PROMPT: Your task is to print the material below exactly as presented.

Records about charts and figures:
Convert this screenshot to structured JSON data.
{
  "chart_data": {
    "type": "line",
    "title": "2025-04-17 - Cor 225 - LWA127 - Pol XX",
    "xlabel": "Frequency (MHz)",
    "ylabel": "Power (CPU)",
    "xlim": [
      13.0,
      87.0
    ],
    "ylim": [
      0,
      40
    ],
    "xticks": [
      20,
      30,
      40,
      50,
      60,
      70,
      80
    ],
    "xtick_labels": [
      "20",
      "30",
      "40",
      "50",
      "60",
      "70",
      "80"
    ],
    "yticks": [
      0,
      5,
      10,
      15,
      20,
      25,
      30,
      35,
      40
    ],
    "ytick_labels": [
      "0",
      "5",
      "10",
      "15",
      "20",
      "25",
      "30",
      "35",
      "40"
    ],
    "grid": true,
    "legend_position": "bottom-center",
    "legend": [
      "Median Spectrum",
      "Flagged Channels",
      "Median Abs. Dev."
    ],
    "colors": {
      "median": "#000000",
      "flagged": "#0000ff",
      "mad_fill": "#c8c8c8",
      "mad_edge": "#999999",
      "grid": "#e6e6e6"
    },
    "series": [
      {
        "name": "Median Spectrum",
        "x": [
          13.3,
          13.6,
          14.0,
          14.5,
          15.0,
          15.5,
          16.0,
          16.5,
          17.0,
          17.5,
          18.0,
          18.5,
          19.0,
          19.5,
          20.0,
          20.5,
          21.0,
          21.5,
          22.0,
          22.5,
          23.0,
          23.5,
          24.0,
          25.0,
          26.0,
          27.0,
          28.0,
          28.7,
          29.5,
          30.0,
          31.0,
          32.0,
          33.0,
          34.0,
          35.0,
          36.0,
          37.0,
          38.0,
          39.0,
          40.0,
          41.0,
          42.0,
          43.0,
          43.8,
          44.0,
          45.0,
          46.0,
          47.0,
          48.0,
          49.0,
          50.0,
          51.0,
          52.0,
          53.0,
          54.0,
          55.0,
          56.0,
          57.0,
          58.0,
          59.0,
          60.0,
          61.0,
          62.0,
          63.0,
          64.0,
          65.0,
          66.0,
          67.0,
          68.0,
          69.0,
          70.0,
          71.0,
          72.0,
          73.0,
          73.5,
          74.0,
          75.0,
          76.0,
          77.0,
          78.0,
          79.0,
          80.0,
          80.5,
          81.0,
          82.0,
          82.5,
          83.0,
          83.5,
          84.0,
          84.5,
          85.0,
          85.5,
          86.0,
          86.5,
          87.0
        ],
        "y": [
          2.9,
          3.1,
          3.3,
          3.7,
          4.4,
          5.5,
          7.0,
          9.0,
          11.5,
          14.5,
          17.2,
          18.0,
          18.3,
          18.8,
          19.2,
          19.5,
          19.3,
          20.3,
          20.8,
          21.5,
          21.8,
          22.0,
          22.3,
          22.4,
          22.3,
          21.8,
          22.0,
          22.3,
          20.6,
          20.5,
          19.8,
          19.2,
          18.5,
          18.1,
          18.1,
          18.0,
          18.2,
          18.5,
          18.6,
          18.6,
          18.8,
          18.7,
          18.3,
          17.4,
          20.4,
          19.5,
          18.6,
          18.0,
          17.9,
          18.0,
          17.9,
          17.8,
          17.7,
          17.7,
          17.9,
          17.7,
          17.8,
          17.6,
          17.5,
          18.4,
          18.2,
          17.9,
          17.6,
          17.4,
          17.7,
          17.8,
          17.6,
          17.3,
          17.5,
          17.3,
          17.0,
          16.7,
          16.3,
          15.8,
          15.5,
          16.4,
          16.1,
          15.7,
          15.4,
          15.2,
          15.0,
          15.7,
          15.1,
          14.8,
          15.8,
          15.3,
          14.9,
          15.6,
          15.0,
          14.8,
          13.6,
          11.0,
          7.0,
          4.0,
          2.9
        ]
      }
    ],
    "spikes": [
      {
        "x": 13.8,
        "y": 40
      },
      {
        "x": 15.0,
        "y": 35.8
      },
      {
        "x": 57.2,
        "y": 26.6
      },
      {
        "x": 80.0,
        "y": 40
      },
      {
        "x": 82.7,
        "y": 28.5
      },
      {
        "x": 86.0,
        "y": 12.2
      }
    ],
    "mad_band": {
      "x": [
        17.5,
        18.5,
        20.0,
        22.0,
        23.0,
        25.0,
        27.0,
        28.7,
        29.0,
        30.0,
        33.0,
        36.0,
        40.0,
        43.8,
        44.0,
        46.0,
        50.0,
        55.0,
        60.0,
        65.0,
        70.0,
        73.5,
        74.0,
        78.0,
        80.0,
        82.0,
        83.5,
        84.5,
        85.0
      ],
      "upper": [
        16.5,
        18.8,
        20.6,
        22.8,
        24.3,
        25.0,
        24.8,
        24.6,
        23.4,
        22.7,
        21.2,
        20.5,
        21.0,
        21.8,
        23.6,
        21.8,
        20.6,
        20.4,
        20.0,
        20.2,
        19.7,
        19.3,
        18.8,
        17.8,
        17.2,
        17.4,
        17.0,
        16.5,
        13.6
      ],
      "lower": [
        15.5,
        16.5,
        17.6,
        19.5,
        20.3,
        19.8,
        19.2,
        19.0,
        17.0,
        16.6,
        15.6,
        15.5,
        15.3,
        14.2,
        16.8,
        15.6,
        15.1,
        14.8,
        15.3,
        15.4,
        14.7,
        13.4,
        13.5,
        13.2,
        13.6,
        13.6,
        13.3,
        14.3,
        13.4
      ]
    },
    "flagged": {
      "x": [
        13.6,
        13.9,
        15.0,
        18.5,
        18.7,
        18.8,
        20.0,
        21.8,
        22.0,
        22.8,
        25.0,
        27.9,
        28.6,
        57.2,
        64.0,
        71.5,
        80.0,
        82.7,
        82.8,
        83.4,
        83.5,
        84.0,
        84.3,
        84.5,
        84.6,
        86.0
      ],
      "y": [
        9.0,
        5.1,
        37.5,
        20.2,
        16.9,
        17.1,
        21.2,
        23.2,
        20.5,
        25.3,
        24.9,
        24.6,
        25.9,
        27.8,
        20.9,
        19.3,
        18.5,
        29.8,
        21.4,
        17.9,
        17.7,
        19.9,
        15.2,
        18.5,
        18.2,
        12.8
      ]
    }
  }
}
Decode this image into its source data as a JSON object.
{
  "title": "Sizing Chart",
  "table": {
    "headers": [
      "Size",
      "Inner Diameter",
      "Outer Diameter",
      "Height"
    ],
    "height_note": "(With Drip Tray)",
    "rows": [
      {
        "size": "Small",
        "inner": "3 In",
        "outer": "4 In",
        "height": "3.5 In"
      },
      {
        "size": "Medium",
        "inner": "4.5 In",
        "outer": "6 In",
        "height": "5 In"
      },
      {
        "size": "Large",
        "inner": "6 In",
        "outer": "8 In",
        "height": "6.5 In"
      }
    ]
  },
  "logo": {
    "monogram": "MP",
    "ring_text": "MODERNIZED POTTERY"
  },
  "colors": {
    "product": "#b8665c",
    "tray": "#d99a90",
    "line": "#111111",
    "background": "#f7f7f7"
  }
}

SOLUTION FOR THIS TASK:
Convert this screenshot to structured JSON data.
{
  "chart_data": {
    "type": "line",
    "title": "2025-04-17 - Cor 225 - LWA127 - Pol XX",
    "xlabel": "Frequency (MHz)",
    "ylabel": "Power (CPU)",
    "xlim": [
      13.0,
      87.0
    ],
    "ylim": [
      0,
      40
    ],
    "xticks": [
      20,
      30,
      40,
      50,
      60,
      70,
      80
    ],
    "xtick_labels": [
      "20",
      "30",
      "40",
      "50",
      "60",
      "70",
      "80"
    ],
    "yticks": [
      0,
      5,
      10,
      15,
      20,
      25,
      30,
      35,
      40
    ],
    "ytick_labels": [
      "0",
      "5",
      "10",
      "15",
      "20",
      "25",
      "30",
      "35",
      "40"
    ],
    "grid": true,
    "legend_position": "bottom-center",
    "legend": [
      "Median Spectrum",
      "Flagged Channels",
      "Median Abs. Dev."
    ],
    "colors": {
      "median": "#000000",
      "flagged": "#0000ff",
      "mad_fill": "#c8c8c8",
      "mad_edge": "#999999",
      "grid": "#e6e6e6"
    },
    "series": [
      {
        "name": "Median Spectrum",
        "x": [
          13.3,
          13.6,
          14.0,
          14.5,
          15.0,
          15.5,
          16.0,
          16.5,
          17.0,
          17.5,
          18.0,
          18.5,
          19.0,
          19.5,
          20.0,
          20.5,
          21.0,
          21.5,
          22.0,
          22.5,
          23.0,
          23.5,
          24.0,
          25.0,
          26.0,
          27.0,
          28.0,
          28.7,
          29.5,
          30.0,
          31.0,
          32.0,
          33.0,
          34.0,
          35.0,
          36.0,
          37.0,
          38.0,
          39.0,
          40.0,
          41.0,
          42.0,
          43.0,
          43.8,
          44.0,
          45.0,
          46.0,
          47.0,
          48.0,
          49.0,
          50.0,
          51.0,
          52.0,
          53.0,
          54.0,
          55.0,
          56.0,
          57.0,
          58.0,
          59.0,
          60.0,
          61.0,
          62.0,
          63.0,
          64.0,
          65.0,
          66.0,
          67.0,
          68.0,
          69.0,
          70.0,
          71.0,
          72.0,
          73.0,
          73.5,
          74.0,
          75.0,
          76.0,
          77.0,
          78.0,
          79.0,
          80.0,
          80.5,
          81.0,
          82.0,
          82.5,
          83.0,
          83.5,
          84.0,
          84.5,
          85.0,
          85.5,
          86.0,
          86.5,
          87.0
        ],
        "y": [
          2.9,
          3.1,
          3.3,
          3.7,
          4.4,
          5.5,
          7.0,
          9.0,
          11.5,
          14.5,
          17.2,
          18.0,
          18.3,
          18.8,
          19.2,
          19.5,
          19.3,
          20.3,
          20.8,
          21.5,
          21.8,
          22.0,
          22.3,
          22.4,
          22.3,
          21.8,
          22.0,
          22.3,
          20.6,
          20.5,
          19.8,
          19.2,
          18.5,
          18.1,
          18.1,
          18.0,
          18.2,
          18.5,
          18.6,
          18.6,
          18.8,
          18.7,
          18.3,
          17.4,
          20.4,
          19.5,
          18.6,
          18.0,
          17.9,
          18.0,
          17.9,
          17.8,
          17.7,
          17.7,
          17.9,
          17.7,
          17.8,
          17.6,
          17.5,
          18.4,
          18.2,
          17.9,
          17.6,
          17.4,
          17.7,
          17.8,
          17.6,
          17.3,
          17.5,
          17.3,
          17.0,
          16.7,
          16.3,
          15.8,
          15.5,
          16.4,
          16.1,
          15.7,
          15.4,
          15.2,
          15.0,
          15.7,
          15.1,
          14.8,
          15.8,
          15.3,
          14.9,
          15.6,
          15.0,
          14.8,
          13.6,
          11.0,
          7.0,
          4.0,
          2.9
        ]
      }
    ],
    "spikes": [
      {
        "x": 13.8,
        "y": 40
      },
      {
        "x": 15.0,
        "y": 35.8
      },
      {
        "x": 57.2,
        "y": 26.6
      },
      {
        "x": 80.0,
        "y": 40
      },
      {
        "x": 82.7,
        "y": 28.5
      },
      {
        "x": 86.0,
        "y": 12.2
      }
    ],
    "mad_band": {
      "x": [
        17.5,
        18.5,
        20.0,
        22.0,
        23.0,
        25.0,
        27.0,
        28.7,
        29.0,
        30.0,
        33.0,
        36.0,
        40.0,
        43.8,
        44.0,
        46.0,
        50.0,
        55.0,
        60.0,
        65.0,
        70.0,
        73.5,
        74.0,
        78.0,
        80.0,
        82.0,
        83.5,
        84.5,
        85.0
      ],
      "upper": [
        16.5,
        18.8,
        20.6,
        22.8,
        24.3,
        25.0,
        24.8,
        24.6,
        23.4,
        22.7,
        21.2,
        20.5,
        21.0,
        21.8,
        23.6,
        21.8,
        20.6,
        20.4,
        20.0,
        20.2,
        19.7,
        19.3,
        18.8,
        17.8,
        17.2,
        17.4,
        17.0,
        16.5,
        13.6
      ],
      "lower": [
        15.5,
        16.5,
        17.6,
        19.5,
        20.3,
        19.8,
        19.2,
        19.0,
        17.0,
        16.6,
        15.6,
        15.5,
        15.3,
        14.2,
        16.8,
        15.6,
        15.1,
        14.8,
        15.3,
        15.4,
        14.7,
        13.4,
        13.5,
        13.2,
        13.6,
        13.6,
        13.3,
        14.3,
        13.4
      ]
    },
    "flagged": {
      "x": [
        13.6,
        13.9,
        15.0,
        18.5,
        18.7,
        18.8,
        20.0,
        21.8,
        22.0,
        22.8,
        25.0,
        27.9,
        28.6,
        57.2,
        64.0,
        71.5,
        80.0,
        82.7,
        82.8,
        83.4,
        83.5,
        84.0,
        84.3,
        84.5,
        84.6,
        86.0
      ],
      "y": [
        9.0,
        5.1,
        37.5,
        20.2,
        16.9,
        17.1,
        21.2,
        23.2,
        20.5,
        25.3,
        24.9,
        24.6,
        25.9,
        27.8,
        20.9,
        19.3,
        18.5,
        29.8,
        21.4,
        17.9,
        17.7,
        19.9,
        15.2,
        18.5,
        18.2,
        12.8
      ]
    }
  }
}
Decode this image into its source data as a JSON object.
{
  "title": "Sizing Chart",
  "table": {
    "headers": [
      "Size",
      "Inner Diameter",
      "Outer Diameter",
      "Height"
    ],
    "height_note": "(With Drip Tray)",
    "rows": [
      {
        "size": "Small",
        "inner": "3 In",
        "outer": "4 In",
        "height": "3.5 In"
      },
      {
        "size": "Medium",
        "inner": "4.5 In",
        "outer": "6 In",
        "height": "5 In"
      },
      {
        "size": "Large",
        "inner": "6 In",
        "outer": "8 In",
        "height": "6.5 In"
      }
    ]
  },
  "logo": {
    "monogram": "MP",
    "ring_text": "MODERNIZED POTTERY"
  },
  "colors": {
    "product": "#b8665c",
    "tray": "#d99a90",
    "line": "#111111",
    "background": "#f7f7f7"
  }
}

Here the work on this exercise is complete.